- [Stated exercise] Which lines contain the string "digital"? Please list every one of them.

[Start of Dataset records]

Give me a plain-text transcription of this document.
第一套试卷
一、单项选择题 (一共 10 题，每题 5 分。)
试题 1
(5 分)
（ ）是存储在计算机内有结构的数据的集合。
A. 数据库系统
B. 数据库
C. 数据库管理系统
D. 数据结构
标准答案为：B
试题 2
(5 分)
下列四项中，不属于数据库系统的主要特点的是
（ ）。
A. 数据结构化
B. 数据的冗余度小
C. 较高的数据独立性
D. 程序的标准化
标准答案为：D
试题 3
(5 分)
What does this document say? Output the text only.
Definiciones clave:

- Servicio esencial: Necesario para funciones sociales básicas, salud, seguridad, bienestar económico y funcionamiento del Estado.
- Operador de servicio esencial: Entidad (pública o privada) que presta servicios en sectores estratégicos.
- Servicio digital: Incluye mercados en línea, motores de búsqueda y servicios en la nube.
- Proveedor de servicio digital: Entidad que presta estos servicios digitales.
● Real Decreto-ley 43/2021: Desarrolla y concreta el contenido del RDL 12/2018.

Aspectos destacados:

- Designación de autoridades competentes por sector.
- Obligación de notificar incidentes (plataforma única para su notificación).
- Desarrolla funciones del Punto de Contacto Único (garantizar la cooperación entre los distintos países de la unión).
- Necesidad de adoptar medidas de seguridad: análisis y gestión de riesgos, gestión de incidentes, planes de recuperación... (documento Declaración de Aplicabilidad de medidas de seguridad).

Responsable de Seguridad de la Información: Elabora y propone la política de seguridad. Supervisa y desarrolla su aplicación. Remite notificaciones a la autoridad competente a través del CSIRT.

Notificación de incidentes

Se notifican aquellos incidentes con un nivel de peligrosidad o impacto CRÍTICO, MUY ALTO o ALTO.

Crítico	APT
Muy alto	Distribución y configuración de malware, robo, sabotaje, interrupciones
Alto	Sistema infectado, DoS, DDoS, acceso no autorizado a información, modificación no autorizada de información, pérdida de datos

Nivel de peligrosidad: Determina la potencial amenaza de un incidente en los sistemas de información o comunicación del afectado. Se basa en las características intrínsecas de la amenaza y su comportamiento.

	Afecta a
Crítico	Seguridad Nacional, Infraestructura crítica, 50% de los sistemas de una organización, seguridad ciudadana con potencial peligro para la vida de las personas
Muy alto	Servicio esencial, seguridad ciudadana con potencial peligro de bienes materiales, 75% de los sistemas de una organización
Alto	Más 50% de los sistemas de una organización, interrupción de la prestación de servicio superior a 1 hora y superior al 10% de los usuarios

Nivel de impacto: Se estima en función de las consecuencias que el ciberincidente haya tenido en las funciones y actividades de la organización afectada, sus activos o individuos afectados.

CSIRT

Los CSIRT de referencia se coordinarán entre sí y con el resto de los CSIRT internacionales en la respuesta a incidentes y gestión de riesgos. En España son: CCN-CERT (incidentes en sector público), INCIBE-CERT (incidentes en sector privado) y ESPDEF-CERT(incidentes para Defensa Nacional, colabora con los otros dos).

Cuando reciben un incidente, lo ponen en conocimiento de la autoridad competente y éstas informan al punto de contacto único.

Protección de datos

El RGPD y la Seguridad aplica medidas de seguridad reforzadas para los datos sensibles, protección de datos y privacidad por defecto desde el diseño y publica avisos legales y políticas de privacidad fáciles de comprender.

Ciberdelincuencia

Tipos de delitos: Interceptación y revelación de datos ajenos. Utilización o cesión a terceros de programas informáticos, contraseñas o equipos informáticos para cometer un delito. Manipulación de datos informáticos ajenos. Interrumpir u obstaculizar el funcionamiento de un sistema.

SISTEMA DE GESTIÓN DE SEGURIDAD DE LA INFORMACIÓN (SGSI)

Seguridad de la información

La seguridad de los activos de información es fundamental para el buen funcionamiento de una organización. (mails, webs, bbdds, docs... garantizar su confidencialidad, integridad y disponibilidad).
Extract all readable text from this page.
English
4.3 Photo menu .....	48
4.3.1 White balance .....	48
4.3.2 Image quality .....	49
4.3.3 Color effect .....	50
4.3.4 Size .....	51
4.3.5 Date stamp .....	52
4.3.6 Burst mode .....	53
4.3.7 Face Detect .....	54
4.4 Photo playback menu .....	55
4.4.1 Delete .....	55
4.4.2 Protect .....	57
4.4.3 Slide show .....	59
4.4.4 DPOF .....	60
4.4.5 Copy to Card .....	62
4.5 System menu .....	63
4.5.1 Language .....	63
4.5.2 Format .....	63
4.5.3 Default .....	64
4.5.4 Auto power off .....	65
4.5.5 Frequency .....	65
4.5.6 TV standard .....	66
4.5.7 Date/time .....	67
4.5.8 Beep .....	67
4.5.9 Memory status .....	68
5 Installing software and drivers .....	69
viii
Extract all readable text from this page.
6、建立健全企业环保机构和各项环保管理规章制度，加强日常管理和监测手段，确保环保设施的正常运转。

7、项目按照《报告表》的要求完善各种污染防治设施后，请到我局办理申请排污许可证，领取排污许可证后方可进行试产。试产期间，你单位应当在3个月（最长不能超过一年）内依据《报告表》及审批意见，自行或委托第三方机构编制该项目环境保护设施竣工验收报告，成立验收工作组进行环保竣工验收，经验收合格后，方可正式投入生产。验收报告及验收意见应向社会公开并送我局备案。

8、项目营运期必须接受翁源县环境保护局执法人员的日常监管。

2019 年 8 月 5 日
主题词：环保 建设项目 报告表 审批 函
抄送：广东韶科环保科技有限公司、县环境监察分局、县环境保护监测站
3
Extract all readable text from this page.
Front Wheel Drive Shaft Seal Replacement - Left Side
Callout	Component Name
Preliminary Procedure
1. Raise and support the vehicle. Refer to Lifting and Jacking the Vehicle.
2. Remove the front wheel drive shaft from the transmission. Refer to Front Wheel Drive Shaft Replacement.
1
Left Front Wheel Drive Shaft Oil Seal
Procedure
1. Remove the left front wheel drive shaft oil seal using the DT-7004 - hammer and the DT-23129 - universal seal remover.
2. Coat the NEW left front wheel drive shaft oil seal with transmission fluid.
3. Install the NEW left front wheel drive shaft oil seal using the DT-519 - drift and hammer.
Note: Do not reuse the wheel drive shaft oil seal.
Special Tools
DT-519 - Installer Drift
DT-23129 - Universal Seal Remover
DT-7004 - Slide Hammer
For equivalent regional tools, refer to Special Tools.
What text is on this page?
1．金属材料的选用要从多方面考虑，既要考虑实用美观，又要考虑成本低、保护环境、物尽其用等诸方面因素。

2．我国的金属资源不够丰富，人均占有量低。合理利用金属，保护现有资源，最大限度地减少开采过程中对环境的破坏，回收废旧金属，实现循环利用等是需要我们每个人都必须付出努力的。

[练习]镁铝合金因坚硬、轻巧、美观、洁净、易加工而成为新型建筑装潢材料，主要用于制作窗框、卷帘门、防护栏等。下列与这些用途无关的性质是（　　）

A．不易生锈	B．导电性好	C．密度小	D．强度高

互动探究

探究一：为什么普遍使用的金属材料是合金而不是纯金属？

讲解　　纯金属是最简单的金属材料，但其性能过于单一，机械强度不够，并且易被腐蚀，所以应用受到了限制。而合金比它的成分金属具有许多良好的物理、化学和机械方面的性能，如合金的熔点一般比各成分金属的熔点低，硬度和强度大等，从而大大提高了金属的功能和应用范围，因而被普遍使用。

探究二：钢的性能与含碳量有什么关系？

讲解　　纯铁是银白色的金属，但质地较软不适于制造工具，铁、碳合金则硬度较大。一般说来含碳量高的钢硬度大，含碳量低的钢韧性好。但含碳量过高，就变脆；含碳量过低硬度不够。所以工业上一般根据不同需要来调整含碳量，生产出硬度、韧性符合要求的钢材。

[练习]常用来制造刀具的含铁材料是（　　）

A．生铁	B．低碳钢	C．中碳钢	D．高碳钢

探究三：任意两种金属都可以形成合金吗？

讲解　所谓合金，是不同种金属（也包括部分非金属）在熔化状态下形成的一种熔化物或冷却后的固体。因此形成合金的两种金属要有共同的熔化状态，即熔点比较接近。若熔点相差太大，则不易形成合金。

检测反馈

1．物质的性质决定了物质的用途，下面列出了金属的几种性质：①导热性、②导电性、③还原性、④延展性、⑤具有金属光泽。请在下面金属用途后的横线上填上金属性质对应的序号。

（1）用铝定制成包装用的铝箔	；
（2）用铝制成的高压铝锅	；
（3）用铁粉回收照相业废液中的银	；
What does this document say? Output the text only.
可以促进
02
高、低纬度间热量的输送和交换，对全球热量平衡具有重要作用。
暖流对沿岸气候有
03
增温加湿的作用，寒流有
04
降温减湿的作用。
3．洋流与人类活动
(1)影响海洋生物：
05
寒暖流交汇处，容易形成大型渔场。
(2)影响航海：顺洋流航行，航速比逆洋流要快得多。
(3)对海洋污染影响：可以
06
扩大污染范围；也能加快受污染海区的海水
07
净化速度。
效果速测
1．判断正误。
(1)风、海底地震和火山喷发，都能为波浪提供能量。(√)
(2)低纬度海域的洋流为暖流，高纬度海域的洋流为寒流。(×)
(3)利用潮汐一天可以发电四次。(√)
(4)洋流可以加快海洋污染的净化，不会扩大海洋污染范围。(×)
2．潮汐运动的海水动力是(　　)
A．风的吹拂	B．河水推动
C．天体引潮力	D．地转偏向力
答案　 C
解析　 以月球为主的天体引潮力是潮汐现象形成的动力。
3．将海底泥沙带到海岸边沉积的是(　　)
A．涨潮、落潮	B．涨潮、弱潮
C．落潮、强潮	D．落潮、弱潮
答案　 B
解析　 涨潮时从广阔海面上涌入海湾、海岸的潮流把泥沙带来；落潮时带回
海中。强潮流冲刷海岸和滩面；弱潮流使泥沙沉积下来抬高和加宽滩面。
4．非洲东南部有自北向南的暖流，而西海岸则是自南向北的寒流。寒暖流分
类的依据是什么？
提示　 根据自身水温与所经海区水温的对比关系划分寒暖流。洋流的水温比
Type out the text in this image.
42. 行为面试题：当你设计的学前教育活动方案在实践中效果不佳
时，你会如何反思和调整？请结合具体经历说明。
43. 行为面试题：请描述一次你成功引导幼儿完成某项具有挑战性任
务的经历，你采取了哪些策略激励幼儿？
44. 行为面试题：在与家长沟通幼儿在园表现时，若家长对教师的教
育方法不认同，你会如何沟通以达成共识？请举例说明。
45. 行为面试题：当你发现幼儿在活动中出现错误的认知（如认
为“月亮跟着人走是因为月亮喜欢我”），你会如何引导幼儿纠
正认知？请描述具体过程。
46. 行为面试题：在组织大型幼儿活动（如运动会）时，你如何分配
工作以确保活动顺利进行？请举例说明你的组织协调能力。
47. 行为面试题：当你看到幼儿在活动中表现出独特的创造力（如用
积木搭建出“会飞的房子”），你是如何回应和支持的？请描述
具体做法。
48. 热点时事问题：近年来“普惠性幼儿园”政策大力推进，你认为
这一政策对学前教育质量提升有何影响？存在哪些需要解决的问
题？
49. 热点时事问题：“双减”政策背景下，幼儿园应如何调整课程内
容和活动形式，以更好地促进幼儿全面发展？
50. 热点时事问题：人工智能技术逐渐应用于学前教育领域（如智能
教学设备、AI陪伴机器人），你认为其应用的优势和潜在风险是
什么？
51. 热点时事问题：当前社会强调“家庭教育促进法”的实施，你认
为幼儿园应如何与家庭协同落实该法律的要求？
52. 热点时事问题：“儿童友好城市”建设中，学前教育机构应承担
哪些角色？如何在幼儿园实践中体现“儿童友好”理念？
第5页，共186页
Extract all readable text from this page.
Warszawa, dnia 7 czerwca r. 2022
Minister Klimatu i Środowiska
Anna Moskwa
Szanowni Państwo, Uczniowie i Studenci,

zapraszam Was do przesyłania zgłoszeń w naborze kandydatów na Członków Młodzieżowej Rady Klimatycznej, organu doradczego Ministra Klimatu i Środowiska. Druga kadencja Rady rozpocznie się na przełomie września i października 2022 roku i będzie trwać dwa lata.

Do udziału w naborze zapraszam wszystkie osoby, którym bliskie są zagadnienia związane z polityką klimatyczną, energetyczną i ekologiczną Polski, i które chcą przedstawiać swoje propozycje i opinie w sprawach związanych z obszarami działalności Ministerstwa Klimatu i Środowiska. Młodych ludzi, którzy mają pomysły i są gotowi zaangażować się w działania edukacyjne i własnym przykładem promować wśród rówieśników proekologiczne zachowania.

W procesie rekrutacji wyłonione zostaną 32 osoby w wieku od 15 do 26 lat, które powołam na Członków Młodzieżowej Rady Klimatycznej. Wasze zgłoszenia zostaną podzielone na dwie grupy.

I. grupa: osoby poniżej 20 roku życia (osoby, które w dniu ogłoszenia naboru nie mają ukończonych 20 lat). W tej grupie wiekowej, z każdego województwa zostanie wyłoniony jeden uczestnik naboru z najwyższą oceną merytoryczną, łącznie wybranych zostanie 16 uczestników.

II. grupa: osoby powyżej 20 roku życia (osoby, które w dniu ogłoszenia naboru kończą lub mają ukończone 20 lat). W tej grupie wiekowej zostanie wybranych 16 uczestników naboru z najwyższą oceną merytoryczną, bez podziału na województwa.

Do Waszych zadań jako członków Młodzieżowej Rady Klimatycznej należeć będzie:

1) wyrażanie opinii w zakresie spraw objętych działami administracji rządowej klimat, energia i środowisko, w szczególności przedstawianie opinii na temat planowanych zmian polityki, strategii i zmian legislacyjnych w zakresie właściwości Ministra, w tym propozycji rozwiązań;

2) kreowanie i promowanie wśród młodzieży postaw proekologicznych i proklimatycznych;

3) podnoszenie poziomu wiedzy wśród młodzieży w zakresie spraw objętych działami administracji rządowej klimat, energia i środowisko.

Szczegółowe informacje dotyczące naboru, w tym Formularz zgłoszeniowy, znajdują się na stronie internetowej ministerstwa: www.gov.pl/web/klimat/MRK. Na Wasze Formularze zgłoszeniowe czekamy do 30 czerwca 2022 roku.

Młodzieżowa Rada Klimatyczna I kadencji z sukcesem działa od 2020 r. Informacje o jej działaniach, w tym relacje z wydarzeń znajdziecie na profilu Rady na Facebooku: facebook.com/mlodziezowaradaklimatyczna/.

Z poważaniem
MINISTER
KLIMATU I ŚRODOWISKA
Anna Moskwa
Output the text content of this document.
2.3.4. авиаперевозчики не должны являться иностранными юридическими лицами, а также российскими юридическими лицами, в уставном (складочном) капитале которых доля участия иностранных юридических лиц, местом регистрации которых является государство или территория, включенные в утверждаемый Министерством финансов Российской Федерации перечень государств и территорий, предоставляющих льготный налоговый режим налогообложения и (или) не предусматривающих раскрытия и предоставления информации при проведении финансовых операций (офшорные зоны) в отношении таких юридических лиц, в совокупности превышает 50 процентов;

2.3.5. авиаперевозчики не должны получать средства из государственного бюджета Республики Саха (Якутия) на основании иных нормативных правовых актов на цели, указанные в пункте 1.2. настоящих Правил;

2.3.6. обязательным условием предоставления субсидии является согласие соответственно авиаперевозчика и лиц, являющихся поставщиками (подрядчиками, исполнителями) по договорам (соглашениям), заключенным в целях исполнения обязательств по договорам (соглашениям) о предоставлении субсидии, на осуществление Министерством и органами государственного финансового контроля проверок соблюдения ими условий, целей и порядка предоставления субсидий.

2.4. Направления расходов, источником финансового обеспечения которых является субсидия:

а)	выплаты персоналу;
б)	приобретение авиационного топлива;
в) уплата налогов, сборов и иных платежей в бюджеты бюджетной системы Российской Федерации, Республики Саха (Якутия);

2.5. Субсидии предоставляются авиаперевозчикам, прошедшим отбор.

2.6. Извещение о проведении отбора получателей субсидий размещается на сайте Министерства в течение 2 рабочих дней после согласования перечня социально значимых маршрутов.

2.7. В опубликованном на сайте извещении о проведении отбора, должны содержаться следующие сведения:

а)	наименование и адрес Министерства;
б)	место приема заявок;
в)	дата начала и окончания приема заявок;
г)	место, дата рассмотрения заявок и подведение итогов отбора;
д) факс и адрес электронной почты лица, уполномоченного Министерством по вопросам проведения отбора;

[End of Dataset records]

- [Solution below]
- Servicio digital: Incluye mercados en línea, motores de búsqueda y servicios en la nube.
- Proveedor de servicio digital: Entidad que presta estos servicios digitales.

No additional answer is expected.